Check each line below for the word "costituzionale", and copy those that have it.

— begin GIVEN INFORMATION —

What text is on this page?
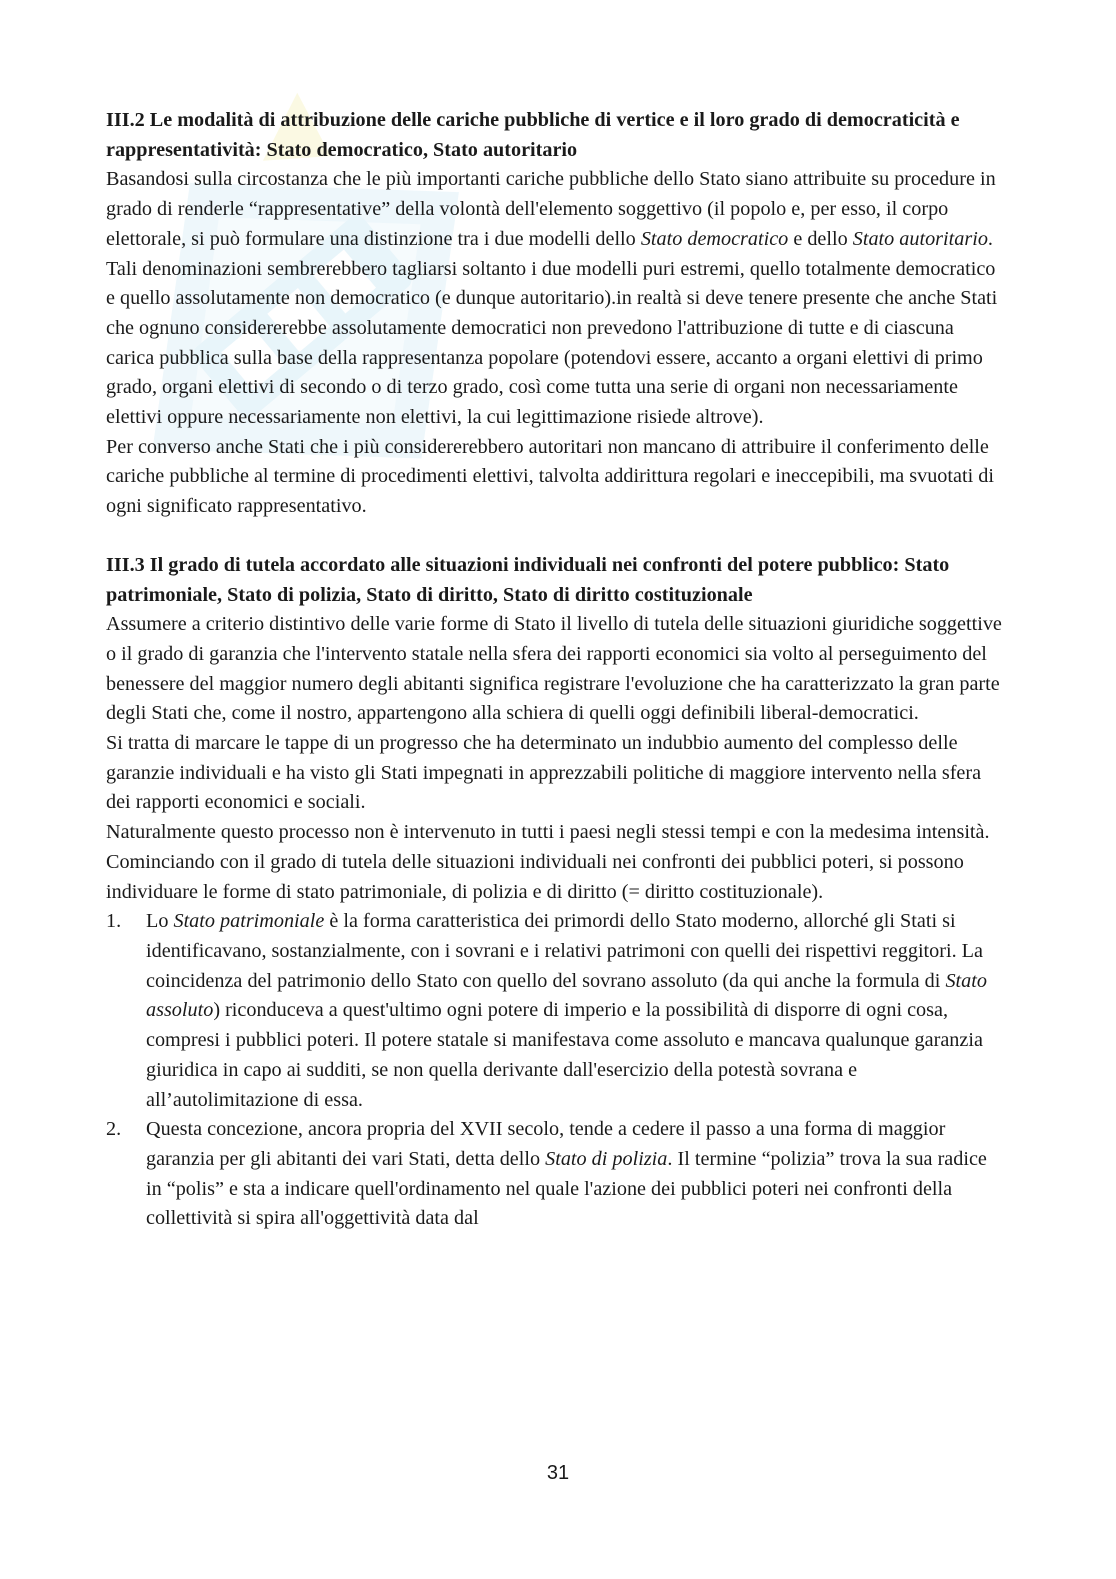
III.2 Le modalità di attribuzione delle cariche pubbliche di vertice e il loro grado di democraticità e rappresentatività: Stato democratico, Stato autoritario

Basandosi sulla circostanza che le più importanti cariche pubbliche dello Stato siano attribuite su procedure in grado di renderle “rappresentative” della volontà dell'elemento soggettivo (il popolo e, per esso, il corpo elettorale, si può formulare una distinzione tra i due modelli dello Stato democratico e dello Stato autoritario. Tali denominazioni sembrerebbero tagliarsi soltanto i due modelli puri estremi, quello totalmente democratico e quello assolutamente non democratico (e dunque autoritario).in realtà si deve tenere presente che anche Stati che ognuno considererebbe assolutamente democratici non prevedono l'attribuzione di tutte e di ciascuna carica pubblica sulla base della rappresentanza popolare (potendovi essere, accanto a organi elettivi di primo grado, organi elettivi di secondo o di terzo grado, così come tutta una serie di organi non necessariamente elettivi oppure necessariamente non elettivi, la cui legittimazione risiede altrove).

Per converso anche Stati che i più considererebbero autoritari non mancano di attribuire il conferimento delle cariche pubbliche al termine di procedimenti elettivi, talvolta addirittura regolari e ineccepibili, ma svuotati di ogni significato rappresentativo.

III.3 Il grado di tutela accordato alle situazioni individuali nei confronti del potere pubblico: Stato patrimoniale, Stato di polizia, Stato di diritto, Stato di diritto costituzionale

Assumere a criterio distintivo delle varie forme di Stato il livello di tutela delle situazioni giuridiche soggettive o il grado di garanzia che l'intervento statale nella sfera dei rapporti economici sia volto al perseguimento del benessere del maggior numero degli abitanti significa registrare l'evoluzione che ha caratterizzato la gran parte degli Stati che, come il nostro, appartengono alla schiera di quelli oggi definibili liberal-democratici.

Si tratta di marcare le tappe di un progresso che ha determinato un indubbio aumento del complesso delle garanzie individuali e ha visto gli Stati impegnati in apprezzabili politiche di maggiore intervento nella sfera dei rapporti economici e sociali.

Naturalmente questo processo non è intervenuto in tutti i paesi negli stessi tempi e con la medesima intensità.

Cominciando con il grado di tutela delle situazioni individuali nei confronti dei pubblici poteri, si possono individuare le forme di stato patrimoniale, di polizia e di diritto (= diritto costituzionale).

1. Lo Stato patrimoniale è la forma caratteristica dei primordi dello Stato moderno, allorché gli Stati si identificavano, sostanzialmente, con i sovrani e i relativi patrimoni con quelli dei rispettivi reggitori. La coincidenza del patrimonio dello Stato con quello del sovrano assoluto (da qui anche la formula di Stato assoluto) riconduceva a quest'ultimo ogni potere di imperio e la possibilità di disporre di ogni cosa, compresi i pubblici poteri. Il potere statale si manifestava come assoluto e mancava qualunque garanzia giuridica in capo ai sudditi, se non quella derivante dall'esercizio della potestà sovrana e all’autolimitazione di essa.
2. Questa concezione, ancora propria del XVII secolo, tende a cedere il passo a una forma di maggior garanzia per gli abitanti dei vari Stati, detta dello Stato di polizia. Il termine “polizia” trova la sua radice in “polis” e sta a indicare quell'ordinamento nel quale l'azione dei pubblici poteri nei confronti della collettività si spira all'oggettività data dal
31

— end GIVEN INFORMATION —

_WRITTEN ANSWER_
III.3 Il grado di tutela accordato alle situazioni individuali nei confronti del potere pubblico: Stato patrimoniale, Stato di polizia, Stato di diritto, Stato di diritto costituzionale
Cominciando con il grado di tutela delle situazioni individuali nei confronti dei pubblici poteri, si possono individuare le forme di stato patrimoniale, di polizia e di diritto (= diritto costituzionale).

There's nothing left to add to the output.